Set task:
Each line that holds the word "title" counts once; give the total for the records below and nothing else.

Data in this exercise:
>> Begin

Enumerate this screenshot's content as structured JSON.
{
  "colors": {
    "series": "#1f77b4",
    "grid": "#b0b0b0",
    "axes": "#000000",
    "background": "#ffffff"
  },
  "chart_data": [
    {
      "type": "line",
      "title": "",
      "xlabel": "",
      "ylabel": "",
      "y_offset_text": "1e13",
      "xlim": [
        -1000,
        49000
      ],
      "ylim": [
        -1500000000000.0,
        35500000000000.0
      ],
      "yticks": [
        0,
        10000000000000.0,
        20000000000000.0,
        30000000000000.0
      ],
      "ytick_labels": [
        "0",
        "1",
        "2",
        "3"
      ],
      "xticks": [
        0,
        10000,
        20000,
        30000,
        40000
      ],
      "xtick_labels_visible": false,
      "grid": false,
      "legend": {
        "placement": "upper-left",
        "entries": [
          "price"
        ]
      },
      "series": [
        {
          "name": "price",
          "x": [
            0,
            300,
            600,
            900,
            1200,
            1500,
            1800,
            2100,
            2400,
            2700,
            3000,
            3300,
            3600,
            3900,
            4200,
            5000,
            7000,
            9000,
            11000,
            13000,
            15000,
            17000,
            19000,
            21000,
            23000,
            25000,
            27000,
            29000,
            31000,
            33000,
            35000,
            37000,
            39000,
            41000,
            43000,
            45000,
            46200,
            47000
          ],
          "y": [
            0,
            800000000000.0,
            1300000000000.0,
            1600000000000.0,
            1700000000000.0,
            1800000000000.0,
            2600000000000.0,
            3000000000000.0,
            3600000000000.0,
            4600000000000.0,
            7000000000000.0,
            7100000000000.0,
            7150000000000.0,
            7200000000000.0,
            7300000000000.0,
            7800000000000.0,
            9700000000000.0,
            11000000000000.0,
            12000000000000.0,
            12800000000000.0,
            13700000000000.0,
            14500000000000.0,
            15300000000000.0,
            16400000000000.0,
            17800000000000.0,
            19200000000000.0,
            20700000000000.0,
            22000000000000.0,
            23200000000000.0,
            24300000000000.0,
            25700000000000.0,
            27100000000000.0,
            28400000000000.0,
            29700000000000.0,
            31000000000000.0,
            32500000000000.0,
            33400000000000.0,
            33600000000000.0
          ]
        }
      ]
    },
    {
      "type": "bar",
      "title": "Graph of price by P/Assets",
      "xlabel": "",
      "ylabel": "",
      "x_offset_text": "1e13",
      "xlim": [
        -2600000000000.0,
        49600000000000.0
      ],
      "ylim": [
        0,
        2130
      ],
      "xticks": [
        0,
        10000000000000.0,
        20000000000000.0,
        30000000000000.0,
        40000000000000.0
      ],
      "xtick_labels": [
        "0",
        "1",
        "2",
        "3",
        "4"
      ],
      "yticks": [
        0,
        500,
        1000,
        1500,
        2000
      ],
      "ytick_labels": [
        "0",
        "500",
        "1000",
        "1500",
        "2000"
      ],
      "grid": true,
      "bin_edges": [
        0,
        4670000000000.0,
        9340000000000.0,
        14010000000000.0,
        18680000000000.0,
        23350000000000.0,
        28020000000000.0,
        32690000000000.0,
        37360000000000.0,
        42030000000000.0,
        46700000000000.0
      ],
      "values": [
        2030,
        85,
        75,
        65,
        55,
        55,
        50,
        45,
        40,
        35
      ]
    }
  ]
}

>> End

Reply:
2